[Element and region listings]
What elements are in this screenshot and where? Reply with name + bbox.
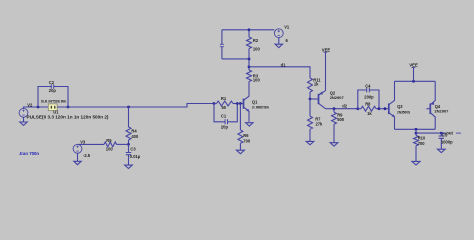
svg-text:20p: 20p bbox=[49, 88, 57, 93]
capacitor C4 bbox=[358, 83, 379, 108]
directive .tran bbox=[19, 151, 40, 156]
svg-text:d1: d1 bbox=[281, 62, 287, 67]
wire out bbox=[416, 132, 446, 134]
svg-text:R4: R4 bbox=[131, 129, 137, 134]
svg-text:100: 100 bbox=[106, 146, 114, 151]
net flag VEE lower bbox=[409, 63, 418, 82]
node C5 tap bbox=[440, 132, 443, 135]
svg-text:R5: R5 bbox=[106, 138, 112, 143]
transistor Q1 bbox=[244, 82, 270, 122]
resistor R4 bbox=[126, 127, 139, 140]
resistor R3 bbox=[247, 67, 261, 83]
svg-text:1k: 1k bbox=[314, 82, 319, 87]
wire out stub bbox=[415, 129, 417, 133]
svg-text:C2: C2 bbox=[49, 80, 55, 85]
resistor R6 bbox=[238, 130, 251, 143]
node R8 C4 left bbox=[356, 107, 359, 110]
ground under Q1 emitter bbox=[246, 123, 253, 126]
wire R6 to ground bbox=[239, 143, 241, 150]
svg-text:R10: R10 bbox=[418, 136, 426, 141]
wire R4 to node bbox=[128, 140, 130, 144]
svg-text:27k: 27k bbox=[316, 121, 324, 126]
svg-text:VEE: VEE bbox=[322, 47, 331, 52]
svg-text:R2: R2 bbox=[253, 38, 259, 43]
node out tap bbox=[415, 128, 418, 131]
wire R6 stub bbox=[239, 104, 241, 131]
svg-text:0.01µ: 0.01µ bbox=[130, 154, 141, 159]
wire emitter rail bottom bbox=[395, 128, 436, 130]
svg-text:500: 500 bbox=[337, 117, 345, 122]
svg-text:PULSE(0 3.3 120n 1n 1n 120n 50: PULSE(0 3.3 120n 1n 1n 120n 500n 2) bbox=[27, 114, 110, 119]
svg-text:200p: 200p bbox=[364, 94, 374, 99]
svg-text:V1: V1 bbox=[284, 25, 290, 30]
svg-text:C1: C1 bbox=[221, 113, 227, 118]
svg-text:1k: 1k bbox=[367, 111, 372, 116]
ground under V2 bbox=[20, 117, 27, 125]
svg-text:d2: d2 bbox=[342, 103, 348, 108]
net label d2 bbox=[342, 103, 348, 108]
node R6 tap bbox=[239, 102, 242, 105]
resistor R1 bbox=[214, 96, 237, 110]
ground under R7 bbox=[306, 141, 314, 144]
svg-text:700: 700 bbox=[418, 141, 426, 146]
svg-text:VEE: VEE bbox=[409, 63, 418, 68]
wire R2 bottom bbox=[222, 59, 249, 67]
svg-text:R1: R1 bbox=[221, 96, 227, 101]
svg-text:2N3500S: 2N3500S bbox=[397, 109, 410, 114]
net flag VEE upper bbox=[322, 47, 331, 52]
svg-text:-2.5: -2.5 bbox=[83, 153, 91, 158]
capacitor C1 bbox=[214, 104, 237, 130]
resistor R11 bbox=[308, 77, 322, 99]
wire R5 to node bbox=[117, 143, 129, 145]
voltage source V1 bbox=[274, 25, 290, 44]
svg-text:50: 50 bbox=[222, 105, 227, 110]
svg-text:2N2907: 2N2907 bbox=[330, 95, 345, 100]
svg-text:R8: R8 bbox=[365, 101, 371, 106]
svg-text:20p: 20p bbox=[221, 125, 229, 130]
voltage source V3 bbox=[73, 139, 91, 158]
svg-text:700: 700 bbox=[243, 138, 251, 143]
wire R10 to ground bbox=[415, 146, 417, 162]
resistor R2 bbox=[247, 30, 261, 59]
node C2 left tap bbox=[37, 106, 40, 109]
node R4 tap bbox=[127, 106, 130, 109]
node R9 tap bbox=[333, 107, 336, 110]
svg-text:2N2907: 2N2907 bbox=[434, 109, 449, 114]
svg-text:C3: C3 bbox=[130, 147, 136, 152]
svg-text:V3: V3 bbox=[80, 139, 86, 144]
svg-text:R6: R6 bbox=[243, 133, 249, 138]
ground under V1 bbox=[275, 38, 282, 48]
node Q3 base bbox=[384, 107, 387, 110]
svg-text:10_MMBT3906: 10_MMBT3906 bbox=[252, 104, 269, 109]
svg-text:C5: C5 bbox=[442, 133, 448, 138]
svg-text:100: 100 bbox=[253, 47, 261, 52]
svg-text:DLR_IN/T52/E 9N6: DLR_IN/T52/E 9N6 bbox=[41, 98, 67, 103]
resistor R9 bbox=[332, 109, 345, 125]
node C2 right tap bbox=[67, 106, 70, 109]
transistor Q4 bbox=[426, 81, 449, 129]
node R1 C1 right bbox=[236, 102, 239, 105]
svg-text:out: out bbox=[446, 130, 453, 135]
node d1 bbox=[248, 65, 251, 68]
wire R7 to ground bbox=[309, 129, 311, 141]
ground under C3 bbox=[125, 165, 133, 168]
wire d2 bbox=[326, 108, 358, 110]
svg-text:100: 100 bbox=[253, 78, 261, 83]
value label V2 PULSE bbox=[27, 114, 110, 119]
wire R2 top bbox=[222, 29, 249, 31]
wire VEE rail top bbox=[395, 80, 436, 82]
node R8 C4 right bbox=[378, 107, 381, 110]
wire R4 stub top bbox=[128, 107, 130, 127]
capacitor loop left bbox=[220, 30, 224, 59]
node R2 bottom bbox=[248, 58, 251, 61]
svg-text:1000p: 1000p bbox=[441, 139, 453, 144]
wire VEE to Q2 emitter bbox=[325, 53, 327, 91]
node out row bbox=[415, 132, 418, 135]
transistor Q2 bbox=[319, 91, 345, 109]
IC U1 delay line bbox=[41, 98, 67, 114]
wire R9 to ground bbox=[333, 124, 335, 143]
voltage source V2 bbox=[19, 103, 33, 118]
ground under R9 bbox=[330, 143, 338, 146]
svg-text:.tran 700n: .tran 700n bbox=[19, 151, 40, 156]
wire base Q2 bbox=[310, 98, 319, 100]
ground under R10 bbox=[412, 161, 420, 165]
wire U1 to R1 with jog bbox=[57, 104, 214, 108]
wire d1 to R11 bbox=[249, 67, 310, 78]
node R4 R5 C3 bbox=[127, 143, 130, 146]
resistor R10 bbox=[414, 133, 426, 146]
svg-text:C4: C4 bbox=[365, 83, 371, 88]
capacitor C5 bbox=[439, 133, 454, 150]
ground under C5 bbox=[438, 149, 446, 152]
wire to Q3 base bbox=[379, 108, 389, 110]
resistor R8 bbox=[358, 101, 379, 116]
capacitor C2 bbox=[38, 80, 68, 107]
capacitor C3 bbox=[126, 144, 141, 165]
node VEE tap bbox=[412, 80, 415, 83]
wire V3 to R5 bbox=[78, 143, 105, 145]
net label out bbox=[446, 130, 461, 135]
svg-text:U1: U1 bbox=[53, 110, 59, 115]
wire to V1 bbox=[249, 29, 274, 31]
node Q2 base bbox=[309, 98, 312, 101]
node R2 top bbox=[248, 28, 251, 31]
ground under V3 bbox=[74, 153, 81, 165]
wire base Q1 bbox=[237, 103, 243, 105]
node R1 C1 left bbox=[213, 102, 216, 105]
ground under R6 bbox=[236, 150, 244, 154]
resistor R5 bbox=[104, 138, 117, 151]
svg-text:400: 400 bbox=[131, 134, 139, 139]
wire V2 to U1 bbox=[24, 107, 49, 108]
transistor Q3 bbox=[389, 81, 411, 129]
resistor R7 bbox=[308, 99, 324, 129]
net label d1 bbox=[281, 62, 287, 67]
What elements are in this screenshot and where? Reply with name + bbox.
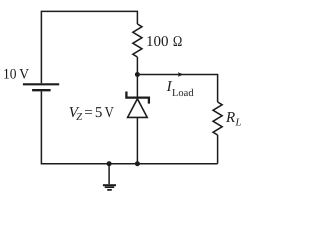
battery V1 bottom plate (short, negative) — [32, 89, 51, 91]
load resistor RL zigzag — [213, 102, 222, 135]
svg-text:=: = — [84, 105, 92, 121]
svg-text:Z: Z — [76, 112, 82, 123]
wire: ground stem — [108, 164, 110, 185]
svg-text:V: V — [105, 105, 114, 121]
wire: resistor bottom to node A — [136, 57, 138, 75]
svg-text:10 V: 10 V — [3, 67, 29, 83]
svg-text:L: L — [235, 118, 242, 129]
wire: top horizontal + left vertical down to battery — [41, 11, 137, 83]
ground bar 3 — [107, 189, 112, 191]
wire: zener anode down to bottom rail — [136, 117, 138, 163]
junction dot ground/bottom rail — [107, 161, 112, 166]
wire: left vertical below battery + bottom horizontal — [41, 91, 217, 163]
svg-text:R: R — [225, 110, 235, 126]
wire: node A to right, down right side to load resistor — [137, 75, 217, 103]
svg-text:Ω: Ω — [173, 34, 182, 50]
resistor R1 100ohm zigzag — [133, 24, 142, 57]
wire: RL bottom to bottom-right corner — [217, 135, 219, 164]
zener anode triangle — [128, 99, 148, 118]
svg-text:100: 100 — [146, 34, 169, 50]
arrowhead for I_Load — [178, 72, 184, 77]
battery V1 top plate (long, positive) — [23, 83, 59, 85]
ground bar 1 — [103, 184, 116, 186]
svg-text:Load: Load — [172, 88, 194, 99]
node A junction dot — [135, 72, 140, 77]
zener cathode bar with bent ends — [126, 92, 148, 104]
junction dot zener/bottom rail — [135, 161, 140, 166]
svg-text:5: 5 — [95, 105, 103, 121]
zener diode D1: wire from node A down to cathode bar — [136, 75, 138, 98]
ground bar 2 — [105, 186, 115, 188]
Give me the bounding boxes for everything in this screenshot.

▶ [PROBLEM REQUIREMENTS]
Print the lines from the one containing "svg-text:20p: 20p bbox=[49, 88, 57, 93]" to the one containing "net flag VEE lower bbox=[409, 63, 418, 82]", both included, exactly as they appear.

▶ [TASK ANSWER]
svg-text:20p: 20p bbox=[49, 88, 57, 93]
capacitor C4 bbox=[358, 83, 379, 108]
directive .tran bbox=[19, 151, 40, 156]
svg-text:d1: d1 bbox=[281, 62, 287, 67]
wire out bbox=[416, 132, 446, 134]
svg-text:R4: R4 bbox=[131, 129, 137, 134]
svg-text:100: 100 bbox=[106, 146, 114, 151]
net flag VEE lower bbox=[409, 63, 418, 82]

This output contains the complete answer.